- [DIRECTIONS] Select all lines holding the word "入力ボックスに" from the entries that follow.

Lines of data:
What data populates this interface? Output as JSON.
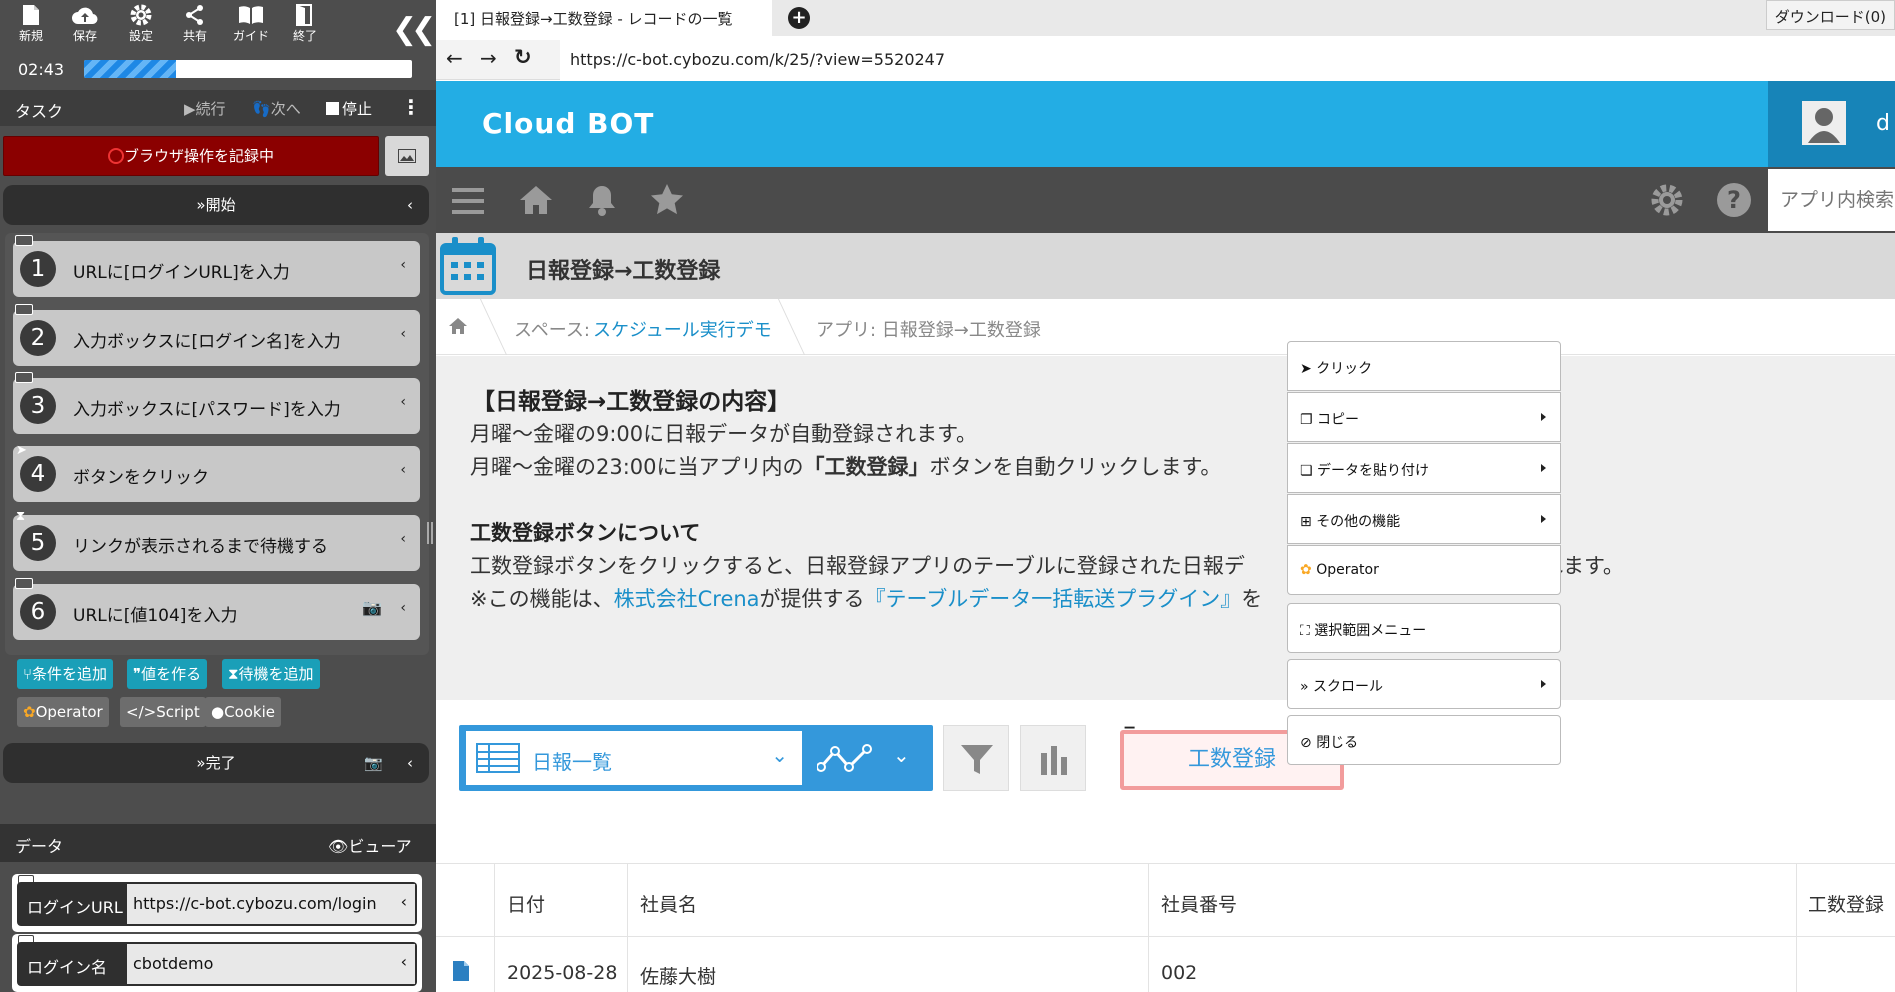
{
  "toolbar": {
    "new": "新規",
    "save": "保存",
    "settings": "設定",
    "share": "共有",
    "guide": "ガイド",
    "exit": "終了"
  },
  "timer": "02:43",
  "progress": 0.28,
  "task": {
    "label": "タスク",
    "continue": "続行",
    "next": "次へ",
    "stop": "停止"
  },
  "record": {
    "label": "ブラウザ操作を記録中"
  },
  "start": {
    "label": "開始"
  },
  "steps": [
    {
      "num": "1",
      "label": "URLに[ログインURL]を入力"
    },
    {
      "num": "2",
      "label": "入力ボックスに[ログイン名]を入力"
    },
    {
      "num": "3",
      "label": "入力ボックスに[パスワード]を入力"
    },
    {
      "num": "4",
      "label": "ボタンをクリック"
    },
    {
      "num": "5",
      "label": "リンクが表示されるまで待機する"
    },
    {
      "num": "6",
      "label": "URLに[値104]を入力"
    }
  ],
  "actions": {
    "add_condition": "条件を追加",
    "make_value": "値を作る",
    "add_wait": "待機を追加",
    "operator": "Operator",
    "script": "Script",
    "cookie": "Cookie"
  },
  "finish": {
    "label": "完了"
  },
  "data_panel": {
    "label": "データ",
    "viewer": "ビューア",
    "fields": [
      {
        "label": "ログインURL",
        "value": "https://c-bot.cybozu.com/login"
      },
      {
        "label": "ログイン名",
        "value": "cbotdemo"
      }
    ]
  },
  "browser": {
    "tab_title": "[1] 日報登録→工数登録 - レコードの一覧",
    "download": "ダウンロード(0)",
    "url": "https://c-bot.cybozu.com/k/25/?view=5520247"
  },
  "kintone": {
    "brand": "Cloud BOT",
    "user_initial": "d",
    "search_placeholder": "アプリ内検索",
    "app_title": "日報登録→工数登録",
    "breadcrumb": {
      "space_prefix": "スペース:",
      "space_name": "スケジュール実行デモ",
      "app": "アプリ: 日報登録→工数登録"
    },
    "desc": {
      "h1": "【日報登録→工数登録の内容】",
      "l1": "月曜〜金曜の9:00に日報データが自動登録されます。",
      "l2a": "月曜〜金曜の23:00に当アプリ内の",
      "l2b": "「工数登録」",
      "l2c": "ボタンを自動クリックします。",
      "h2": "工数登録ボタンについて",
      "l3a": "工数登録ボタンをクリックすると、日報登録アプリのテーブルに登録された日報デ",
      "l3b": "ーコード単位で登録されます。",
      "l4a": "※この機能は、",
      "l4b": "株式会社Crena",
      "l4c": "が提供する",
      "l4d": "『テーブルデータ一括転送プラグイン』",
      "l4e": "を"
    },
    "view_name": "日報一覧",
    "koosu_button": "工数登録",
    "table": {
      "headers": [
        "日付",
        "社員名",
        "社員番号",
        "工数登録"
      ],
      "row": [
        "2025-08-28",
        "佐藤大樹",
        "002"
      ]
    }
  },
  "context_menu": [
    "クリック",
    "コピー",
    "データを貼り付け",
    "その他の機能",
    "Operator",
    "選択範囲メニュー",
    "スクロール",
    "閉じる"
  ]
}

- [EXPECTED ANSWER]
      "label": "入力ボックスに[ログイン名]を入力"
      "label": "入力ボックスに[パスワード]を入力"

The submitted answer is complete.